Requirements:
Output the material below in its entirety, exactly as given.

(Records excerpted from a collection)
-- begin --
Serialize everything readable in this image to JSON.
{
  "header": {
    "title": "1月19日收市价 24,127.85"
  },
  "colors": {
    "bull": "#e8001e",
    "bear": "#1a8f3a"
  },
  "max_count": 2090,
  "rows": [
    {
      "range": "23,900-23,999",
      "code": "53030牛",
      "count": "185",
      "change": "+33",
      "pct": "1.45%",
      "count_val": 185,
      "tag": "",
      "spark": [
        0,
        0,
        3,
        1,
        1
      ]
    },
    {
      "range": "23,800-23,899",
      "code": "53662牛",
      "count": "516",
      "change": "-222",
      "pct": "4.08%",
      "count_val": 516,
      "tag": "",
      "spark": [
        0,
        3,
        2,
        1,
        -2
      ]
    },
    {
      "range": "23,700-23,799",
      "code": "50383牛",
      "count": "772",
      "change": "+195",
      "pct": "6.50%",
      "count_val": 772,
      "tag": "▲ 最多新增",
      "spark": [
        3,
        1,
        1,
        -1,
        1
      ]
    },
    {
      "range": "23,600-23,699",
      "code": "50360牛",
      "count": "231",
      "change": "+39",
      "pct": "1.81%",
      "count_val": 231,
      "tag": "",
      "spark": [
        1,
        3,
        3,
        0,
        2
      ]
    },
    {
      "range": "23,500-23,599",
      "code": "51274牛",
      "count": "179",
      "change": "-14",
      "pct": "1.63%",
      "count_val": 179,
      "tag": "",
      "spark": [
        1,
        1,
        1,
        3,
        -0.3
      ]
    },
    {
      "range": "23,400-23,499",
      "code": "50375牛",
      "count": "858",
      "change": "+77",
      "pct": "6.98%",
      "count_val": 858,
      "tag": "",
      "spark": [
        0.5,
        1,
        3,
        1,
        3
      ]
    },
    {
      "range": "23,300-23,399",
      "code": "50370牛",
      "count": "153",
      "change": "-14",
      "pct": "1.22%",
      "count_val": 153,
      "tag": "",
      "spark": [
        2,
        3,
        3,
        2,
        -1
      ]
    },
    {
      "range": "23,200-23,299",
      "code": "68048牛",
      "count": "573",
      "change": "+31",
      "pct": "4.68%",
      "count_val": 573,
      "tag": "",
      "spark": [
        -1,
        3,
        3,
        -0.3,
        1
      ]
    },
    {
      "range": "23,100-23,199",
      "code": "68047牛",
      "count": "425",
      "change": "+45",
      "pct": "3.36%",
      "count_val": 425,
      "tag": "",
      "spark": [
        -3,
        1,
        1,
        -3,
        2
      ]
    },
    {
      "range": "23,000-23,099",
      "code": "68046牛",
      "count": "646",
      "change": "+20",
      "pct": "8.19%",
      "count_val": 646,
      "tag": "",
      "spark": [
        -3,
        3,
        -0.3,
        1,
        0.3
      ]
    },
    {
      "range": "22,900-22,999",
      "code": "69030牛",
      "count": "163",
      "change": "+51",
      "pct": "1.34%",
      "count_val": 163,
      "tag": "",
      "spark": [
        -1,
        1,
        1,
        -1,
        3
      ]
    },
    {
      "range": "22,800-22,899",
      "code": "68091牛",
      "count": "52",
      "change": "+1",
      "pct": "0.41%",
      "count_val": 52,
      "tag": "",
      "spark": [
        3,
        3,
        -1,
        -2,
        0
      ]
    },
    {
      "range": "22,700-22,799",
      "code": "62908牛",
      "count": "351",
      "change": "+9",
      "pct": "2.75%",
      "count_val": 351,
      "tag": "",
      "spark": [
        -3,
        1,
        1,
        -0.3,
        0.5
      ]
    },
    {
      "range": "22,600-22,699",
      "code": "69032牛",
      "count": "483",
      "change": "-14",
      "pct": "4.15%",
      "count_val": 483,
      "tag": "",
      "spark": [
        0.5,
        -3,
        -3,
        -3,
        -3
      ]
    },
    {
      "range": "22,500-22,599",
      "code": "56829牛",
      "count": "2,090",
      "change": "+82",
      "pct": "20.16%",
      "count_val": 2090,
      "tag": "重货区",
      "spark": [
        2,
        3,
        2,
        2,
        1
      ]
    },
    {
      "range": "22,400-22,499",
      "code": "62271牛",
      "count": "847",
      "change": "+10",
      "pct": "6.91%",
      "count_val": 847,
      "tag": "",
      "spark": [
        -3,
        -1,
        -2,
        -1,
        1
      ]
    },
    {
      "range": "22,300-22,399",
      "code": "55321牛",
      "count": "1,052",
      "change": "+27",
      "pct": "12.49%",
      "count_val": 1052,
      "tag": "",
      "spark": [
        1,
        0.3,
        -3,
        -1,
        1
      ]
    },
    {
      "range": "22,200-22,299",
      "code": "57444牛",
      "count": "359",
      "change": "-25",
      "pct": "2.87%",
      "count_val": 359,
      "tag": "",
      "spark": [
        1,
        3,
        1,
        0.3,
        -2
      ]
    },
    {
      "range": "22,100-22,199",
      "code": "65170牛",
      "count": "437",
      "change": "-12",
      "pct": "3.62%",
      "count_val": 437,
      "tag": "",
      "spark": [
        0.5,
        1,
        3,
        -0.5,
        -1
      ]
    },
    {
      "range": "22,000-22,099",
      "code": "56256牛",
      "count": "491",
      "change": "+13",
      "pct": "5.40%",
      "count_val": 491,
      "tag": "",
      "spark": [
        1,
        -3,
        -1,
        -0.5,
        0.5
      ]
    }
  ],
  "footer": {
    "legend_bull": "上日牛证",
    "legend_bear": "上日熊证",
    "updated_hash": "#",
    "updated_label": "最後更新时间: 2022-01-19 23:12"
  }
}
-- end --
Output for this task:
Serialize everything readable in this image to JSON.
{
  "header": {
    "title": "1月19日收市价 24,127.85"
  },
  "colors": {
    "bull": "#e8001e",
    "bear": "#1a8f3a"
  },
  "max_count": 2090,
  "rows": [
    {
      "range": "23,900-23,999",
      "code": "53030牛",
      "count": "185",
      "change": "+33",
      "pct": "1.45%",
      "count_val": 185,
      "tag": "",
      "spark": [
        0,
        0,
        3,
        1,
        1
      ]
    },
    {
      "range": "23,800-23,899",
      "code": "53662牛",
      "count": "516",
      "change": "-222",
      "pct": "4.08%",
      "count_val": 516,
      "tag": "",
      "spark": [
        0,
        3,
        2,
        1,
        -2
      ]
    },
    {
      "range": "23,700-23,799",
      "code": "50383牛",
      "count": "772",
      "change": "+195",
      "pct": "6.50%",
      "count_val": 772,
      "tag": "▲ 最多新增",
      "spark": [
        3,
        1,
        1,
        -1,
        1
      ]
    },
    {
      "range": "23,600-23,699",
      "code": "50360牛",
      "count": "231",
      "change": "+39",
      "pct": "1.81%",
      "count_val": 231,
      "tag": "",
      "spark": [
        1,
        3,
        3,
        0,
        2
      ]
    },
    {
      "range": "23,500-23,599",
      "code": "51274牛",
      "count": "179",
      "change": "-14",
      "pct": "1.63%",
      "count_val": 179,
      "tag": "",
      "spark": [
        1,
        1,
        1,
        3,
        -0.3
      ]
    },
    {
      "range": "23,400-23,499",
      "code": "50375牛",
      "count": "858",
      "change": "+77",
      "pct": "6.98%",
      "count_val": 858,
      "tag": "",
      "spark": [
        0.5,
        1,
        3,
        1,
        3
      ]
    },
    {
      "range": "23,300-23,399",
      "code": "50370牛",
      "count": "153",
      "change": "-14",
      "pct": "1.22%",
      "count_val": 153,
      "tag": "",
      "spark": [
        2,
        3,
        3,
        2,
        -1
      ]
    },
    {
      "range": "23,200-23,299",
      "code": "68048牛",
      "count": "573",
      "change": "+31",
      "pct": "4.68%",
      "count_val": 573,
      "tag": "",
      "spark": [
        -1,
        3,
        3,
        -0.3,
        1
      ]
    },
    {
      "range": "23,100-23,199",
      "code": "68047牛",
      "count": "425",
      "change": "+45",
      "pct": "3.36%",
      "count_val": 425,
      "tag": "",
      "spark": [
        -3,
        1,
        1,
        -3,
        2
      ]
    },
    {
      "range": "23,000-23,099",
      "code": "68046牛",
      "count": "646",
      "change": "+20",
      "pct": "8.19%",
      "count_val": 646,
      "tag": "",
      "spark": [
        -3,
        3,
        -0.3,
        1,
        0.3
      ]
    },
    {
      "range": "22,900-22,999",
      "code": "69030牛",
      "count": "163",
      "change": "+51",
      "pct": "1.34%",
      "count_val": 163,
      "tag": "",
      "spark": [
        -1,
        1,
        1,
        -1,
        3
      ]
    },
    {
      "range": "22,800-22,899",
      "code": "68091牛",
      "count": "52",
      "change": "+1",
      "pct": "0.41%",
      "count_val": 52,
      "tag": "",
      "spark": [
        3,
        3,
        -1,
        -2,
        0
      ]
    },
    {
      "range": "22,700-22,799",
      "code": "62908牛",
      "count": "351",
      "change": "+9",
      "pct": "2.75%",
      "count_val": 351,
      "tag": "",
      "spark": [
        -3,
        1,
        1,
        -0.3,
        0.5
      ]
    },
    {
      "range": "22,600-22,699",
      "code": "69032牛",
      "count": "483",
      "change": "-14",
      "pct": "4.15%",
      "count_val": 483,
      "tag": "",
      "spark": [
        0.5,
        -3,
        -3,
        -3,
        -3
      ]
    },
    {
      "range": "22,500-22,599",
      "code": "56829牛",
      "count": "2,090",
      "change": "+82",
      "pct": "20.16%",
      "count_val": 2090,
      "tag": "重货区",
      "spark": [
        2,
        3,
        2,
        2,
        1
      ]
    },
    {
      "range": "22,400-22,499",
      "code": "62271牛",
      "count": "847",
      "change": "+10",
      "pct": "6.91%",
      "count_val": 847,
      "tag": "",
      "spark": [
        -3,
        -1,
        -2,
        -1,
        1
      ]
    },
    {
      "range": "22,300-22,399",
      "code": "55321牛",
      "count": "1,052",
      "change": "+27",
      "pct": "12.49%",
      "count_val": 1052,
      "tag": "",
      "spark": [
        1,
        0.3,
        -3,
        -1,
        1
      ]
    },
    {
      "range": "22,200-22,299",
      "code": "57444牛",
      "count": "359",
      "change": "-25",
      "pct": "2.87%",
      "count_val": 359,
      "tag": "",
      "spark": [
        1,
        3,
        1,
        0.3,
        -2
      ]
    },
    {
      "range": "22,100-22,199",
      "code": "65170牛",
      "count": "437",
      "change": "-12",
      "pct": "3.62%",
      "count_val": 437,
      "tag": "",
      "spark": [
        0.5,
        1,
        3,
        -0.5,
        -1
      ]
    },
    {
      "range": "22,000-22,099",
      "code": "56256牛",
      "count": "491",
      "change": "+13",
      "pct": "5.40%",
      "count_val": 491,
      "tag": "",
      "spark": [
        1,
        -3,
        -1,
        -0.5,
        0.5
      ]
    }
  ],
  "footer": {
    "legend_bull": "上日牛证",
    "legend_bear": "上日熊证",
    "updated_hash": "#",
    "updated_label": "最後更新时间: 2022-01-19 23:12"
  }
}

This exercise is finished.